> Task goal
Work through the records below and tally every line containing "Contributions". Reply with the total alone.

> Entries provided
-=-=-

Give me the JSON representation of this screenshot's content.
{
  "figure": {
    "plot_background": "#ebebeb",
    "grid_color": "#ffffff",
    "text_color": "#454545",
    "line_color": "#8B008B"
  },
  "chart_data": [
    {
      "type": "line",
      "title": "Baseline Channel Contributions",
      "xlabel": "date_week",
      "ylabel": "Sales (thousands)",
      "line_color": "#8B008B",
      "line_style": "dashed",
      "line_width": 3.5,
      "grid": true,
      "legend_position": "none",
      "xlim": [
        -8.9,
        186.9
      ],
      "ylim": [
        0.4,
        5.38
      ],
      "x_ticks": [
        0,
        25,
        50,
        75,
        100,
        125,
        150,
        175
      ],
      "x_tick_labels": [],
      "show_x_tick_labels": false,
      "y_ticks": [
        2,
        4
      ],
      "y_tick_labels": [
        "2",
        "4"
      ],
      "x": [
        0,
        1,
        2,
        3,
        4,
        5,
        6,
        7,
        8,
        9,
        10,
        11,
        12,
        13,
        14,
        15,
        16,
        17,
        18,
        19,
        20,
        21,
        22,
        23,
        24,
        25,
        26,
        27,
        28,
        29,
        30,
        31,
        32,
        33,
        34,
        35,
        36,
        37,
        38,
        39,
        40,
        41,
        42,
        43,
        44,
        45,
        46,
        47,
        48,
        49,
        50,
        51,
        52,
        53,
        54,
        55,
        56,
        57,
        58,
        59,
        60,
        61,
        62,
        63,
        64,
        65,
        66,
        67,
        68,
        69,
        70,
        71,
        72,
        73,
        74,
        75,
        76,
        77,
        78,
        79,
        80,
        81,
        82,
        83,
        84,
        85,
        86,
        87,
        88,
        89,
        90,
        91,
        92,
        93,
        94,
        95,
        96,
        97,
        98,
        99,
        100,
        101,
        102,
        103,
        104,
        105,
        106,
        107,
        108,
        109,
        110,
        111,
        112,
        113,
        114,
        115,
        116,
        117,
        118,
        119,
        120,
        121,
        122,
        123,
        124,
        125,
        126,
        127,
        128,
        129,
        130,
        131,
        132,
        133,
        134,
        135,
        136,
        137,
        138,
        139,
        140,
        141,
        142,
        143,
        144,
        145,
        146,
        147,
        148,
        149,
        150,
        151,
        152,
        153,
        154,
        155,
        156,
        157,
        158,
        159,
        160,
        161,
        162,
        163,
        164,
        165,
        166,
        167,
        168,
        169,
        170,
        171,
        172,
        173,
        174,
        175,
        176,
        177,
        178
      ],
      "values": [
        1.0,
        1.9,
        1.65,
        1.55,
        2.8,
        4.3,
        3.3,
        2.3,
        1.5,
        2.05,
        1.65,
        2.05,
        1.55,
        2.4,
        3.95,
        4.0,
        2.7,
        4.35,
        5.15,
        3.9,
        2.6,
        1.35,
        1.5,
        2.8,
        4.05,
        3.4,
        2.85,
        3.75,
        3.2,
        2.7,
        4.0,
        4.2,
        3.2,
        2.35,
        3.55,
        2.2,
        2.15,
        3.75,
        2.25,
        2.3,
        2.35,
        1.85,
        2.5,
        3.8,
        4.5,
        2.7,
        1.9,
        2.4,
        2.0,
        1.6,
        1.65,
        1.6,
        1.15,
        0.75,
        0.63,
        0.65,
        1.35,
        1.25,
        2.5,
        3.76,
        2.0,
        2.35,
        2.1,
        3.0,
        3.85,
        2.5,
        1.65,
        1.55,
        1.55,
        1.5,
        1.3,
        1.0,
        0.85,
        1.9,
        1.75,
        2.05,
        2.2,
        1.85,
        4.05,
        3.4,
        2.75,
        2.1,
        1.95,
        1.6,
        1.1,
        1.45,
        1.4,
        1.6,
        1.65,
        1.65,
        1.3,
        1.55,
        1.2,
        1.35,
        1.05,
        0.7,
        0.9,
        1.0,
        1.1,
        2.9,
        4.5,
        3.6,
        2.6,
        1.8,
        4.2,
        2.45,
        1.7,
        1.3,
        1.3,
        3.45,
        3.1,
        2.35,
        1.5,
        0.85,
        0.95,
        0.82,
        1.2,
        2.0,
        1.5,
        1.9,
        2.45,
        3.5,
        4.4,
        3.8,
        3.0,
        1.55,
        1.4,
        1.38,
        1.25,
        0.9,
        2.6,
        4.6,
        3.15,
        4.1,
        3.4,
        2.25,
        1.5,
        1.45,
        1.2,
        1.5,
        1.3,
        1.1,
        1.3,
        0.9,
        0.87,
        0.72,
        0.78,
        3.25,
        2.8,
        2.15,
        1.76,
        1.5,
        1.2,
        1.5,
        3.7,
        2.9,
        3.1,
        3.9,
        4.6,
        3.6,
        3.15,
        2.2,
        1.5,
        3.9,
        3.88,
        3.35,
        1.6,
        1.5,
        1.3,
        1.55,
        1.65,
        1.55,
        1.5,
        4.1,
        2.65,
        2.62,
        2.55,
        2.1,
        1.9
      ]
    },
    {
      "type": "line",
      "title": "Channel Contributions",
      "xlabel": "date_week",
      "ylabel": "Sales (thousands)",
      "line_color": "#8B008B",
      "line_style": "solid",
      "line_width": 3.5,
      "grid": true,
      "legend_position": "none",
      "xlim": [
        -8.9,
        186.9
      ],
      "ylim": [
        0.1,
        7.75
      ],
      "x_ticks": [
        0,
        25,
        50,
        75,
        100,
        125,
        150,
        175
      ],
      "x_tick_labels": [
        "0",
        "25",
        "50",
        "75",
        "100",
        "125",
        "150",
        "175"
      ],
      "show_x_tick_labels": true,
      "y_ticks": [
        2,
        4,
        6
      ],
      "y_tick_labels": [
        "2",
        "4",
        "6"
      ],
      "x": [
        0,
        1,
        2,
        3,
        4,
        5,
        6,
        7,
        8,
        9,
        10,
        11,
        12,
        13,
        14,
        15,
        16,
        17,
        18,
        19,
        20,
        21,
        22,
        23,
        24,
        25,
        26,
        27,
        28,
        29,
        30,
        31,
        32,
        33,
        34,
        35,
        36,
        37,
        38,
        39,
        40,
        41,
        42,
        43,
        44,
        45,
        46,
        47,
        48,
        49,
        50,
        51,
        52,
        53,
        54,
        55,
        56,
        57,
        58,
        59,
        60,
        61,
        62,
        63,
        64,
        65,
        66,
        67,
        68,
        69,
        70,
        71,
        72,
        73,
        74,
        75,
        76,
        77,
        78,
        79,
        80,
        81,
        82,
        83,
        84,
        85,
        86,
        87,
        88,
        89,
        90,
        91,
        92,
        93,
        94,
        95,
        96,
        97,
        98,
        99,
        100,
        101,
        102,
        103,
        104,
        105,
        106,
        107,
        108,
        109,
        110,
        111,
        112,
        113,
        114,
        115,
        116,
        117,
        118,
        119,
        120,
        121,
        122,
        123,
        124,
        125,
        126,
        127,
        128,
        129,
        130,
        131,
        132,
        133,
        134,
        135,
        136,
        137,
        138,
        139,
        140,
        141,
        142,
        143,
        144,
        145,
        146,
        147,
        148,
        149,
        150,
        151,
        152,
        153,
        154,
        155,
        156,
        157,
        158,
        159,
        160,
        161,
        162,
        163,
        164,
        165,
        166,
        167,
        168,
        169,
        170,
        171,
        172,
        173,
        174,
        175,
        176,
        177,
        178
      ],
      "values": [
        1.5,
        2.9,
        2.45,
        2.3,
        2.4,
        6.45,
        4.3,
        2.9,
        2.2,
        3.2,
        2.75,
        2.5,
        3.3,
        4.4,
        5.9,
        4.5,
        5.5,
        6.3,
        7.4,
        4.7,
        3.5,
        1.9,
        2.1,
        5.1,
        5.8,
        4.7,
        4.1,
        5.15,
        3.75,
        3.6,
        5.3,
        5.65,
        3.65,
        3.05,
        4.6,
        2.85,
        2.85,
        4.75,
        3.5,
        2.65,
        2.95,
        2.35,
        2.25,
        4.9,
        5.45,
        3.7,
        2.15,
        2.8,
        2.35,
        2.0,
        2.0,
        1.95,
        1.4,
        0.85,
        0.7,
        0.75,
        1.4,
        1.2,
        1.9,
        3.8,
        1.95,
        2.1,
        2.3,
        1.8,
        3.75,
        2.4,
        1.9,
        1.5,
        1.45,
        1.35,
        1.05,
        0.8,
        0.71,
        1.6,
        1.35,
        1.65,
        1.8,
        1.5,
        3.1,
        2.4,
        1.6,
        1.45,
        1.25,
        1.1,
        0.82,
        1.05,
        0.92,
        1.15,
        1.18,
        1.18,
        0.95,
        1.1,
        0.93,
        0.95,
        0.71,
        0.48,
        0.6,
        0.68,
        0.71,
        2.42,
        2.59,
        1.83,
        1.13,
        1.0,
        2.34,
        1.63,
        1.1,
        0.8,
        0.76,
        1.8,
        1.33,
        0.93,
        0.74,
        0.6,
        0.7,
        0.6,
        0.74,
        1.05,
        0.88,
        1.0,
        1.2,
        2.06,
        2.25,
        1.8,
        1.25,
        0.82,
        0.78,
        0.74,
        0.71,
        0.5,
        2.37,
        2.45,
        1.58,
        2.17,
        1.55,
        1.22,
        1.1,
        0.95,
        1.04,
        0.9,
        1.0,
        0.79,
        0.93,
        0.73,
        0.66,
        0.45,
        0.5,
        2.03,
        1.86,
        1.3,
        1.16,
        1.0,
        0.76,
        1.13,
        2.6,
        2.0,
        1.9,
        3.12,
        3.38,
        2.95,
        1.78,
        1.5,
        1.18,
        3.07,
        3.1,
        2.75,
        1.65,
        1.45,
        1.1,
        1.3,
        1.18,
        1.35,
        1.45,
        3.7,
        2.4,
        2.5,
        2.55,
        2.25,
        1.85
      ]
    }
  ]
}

-=-=-

> Exercise result
2